For the entries below, how many lines include the word "chevron"? Give the figure and nothing more.

-.-.-

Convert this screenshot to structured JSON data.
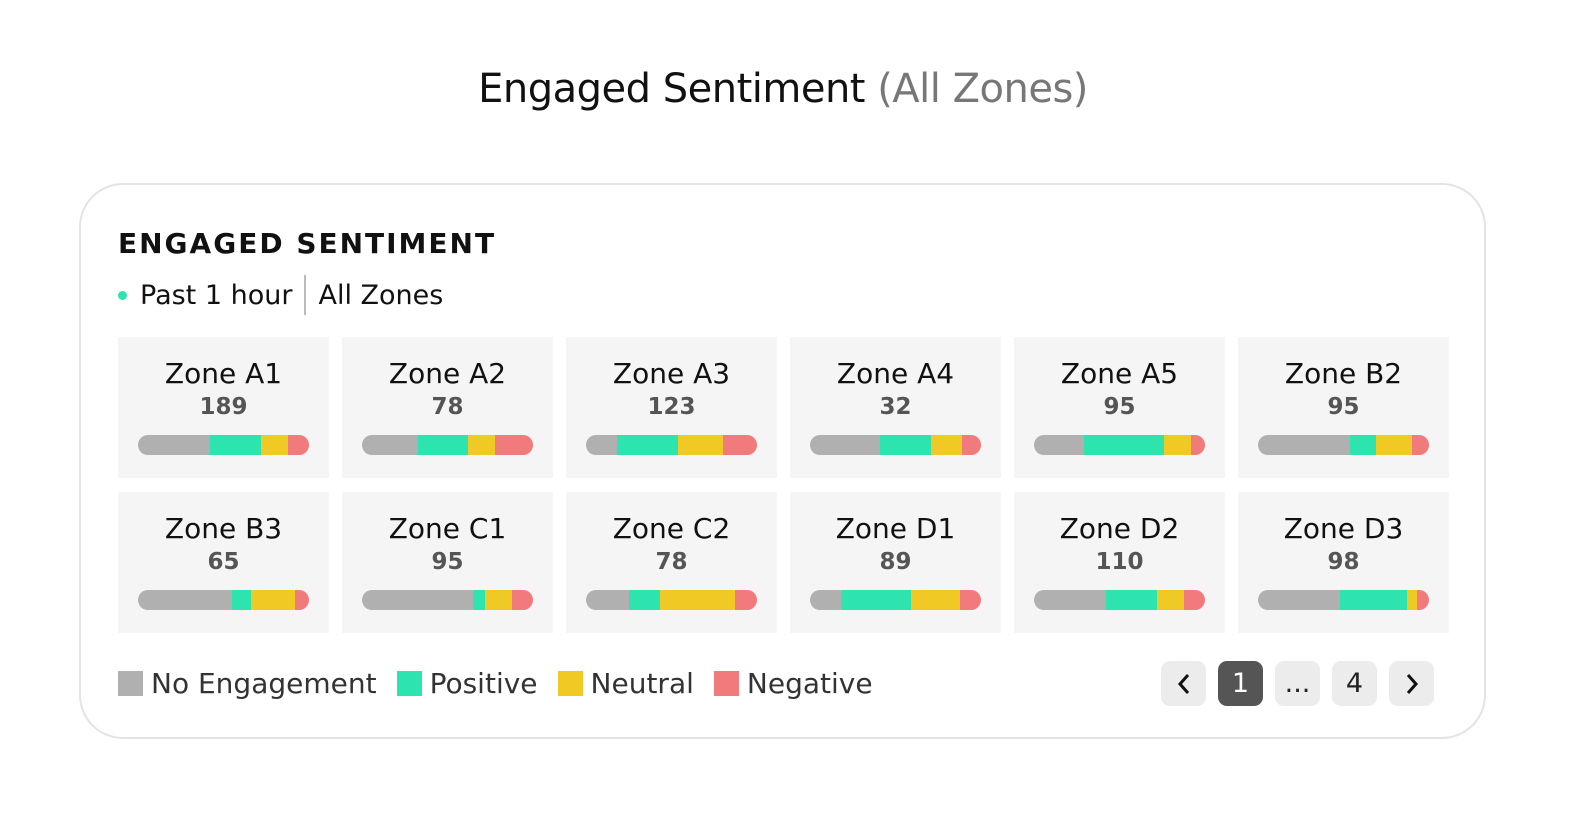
{
  "header": {
    "title": "Engaged Sentiment",
    "subtitle": "(All Zones)"
  },
  "card": {
    "heading": "ENGAGED SENTIMENT",
    "period": "Past 1 hour",
    "scope": "All Zones"
  },
  "colors": {
    "no_engagement": "#b0b0b0",
    "positive": "#2de3ae",
    "neutral": "#f0c924",
    "negative": "#f07a7c",
    "status_dot": "#2de3ae"
  },
  "zones": [
    {
      "name": "Zone A1",
      "count": "189",
      "shares": [
        42,
        30,
        16,
        12
      ]
    },
    {
      "name": "Zone A2",
      "count": "78",
      "shares": [
        33,
        29,
        16,
        22
      ]
    },
    {
      "name": "Zone A3",
      "count": "123",
      "shares": [
        18,
        36,
        26,
        20
      ]
    },
    {
      "name": "Zone A4",
      "count": "32",
      "shares": [
        41,
        30,
        18,
        11
      ]
    },
    {
      "name": "Zone A5",
      "count": "95",
      "shares": [
        29,
        47,
        16,
        8
      ]
    },
    {
      "name": "Zone B2",
      "count": "95",
      "shares": [
        54,
        15,
        21,
        10
      ]
    },
    {
      "name": "Zone B3",
      "count": "65",
      "shares": [
        55,
        11,
        26,
        8
      ]
    },
    {
      "name": "Zone C1",
      "count": "95",
      "shares": [
        65,
        7,
        16,
        12
      ]
    },
    {
      "name": "Zone C2",
      "count": "78",
      "shares": [
        25,
        18,
        44,
        13
      ]
    },
    {
      "name": "Zone D1",
      "count": "89",
      "shares": [
        18,
        41,
        29,
        12
      ]
    },
    {
      "name": "Zone D2",
      "count": "110",
      "shares": [
        42,
        30,
        16,
        12
      ]
    },
    {
      "name": "Zone D3",
      "count": "98",
      "shares": [
        48,
        39,
        6,
        7
      ]
    }
  ],
  "legend": [
    "No Engagement",
    "Positive",
    "Neutral",
    "Negative"
  ],
  "pagination": {
    "prev_icon": "chevron-left-icon",
    "pages": [
      "1",
      "...",
      "4"
    ],
    "current": "1",
    "next_icon": "chevron-right-icon"
  }
}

-.-.-

■ Result below: 2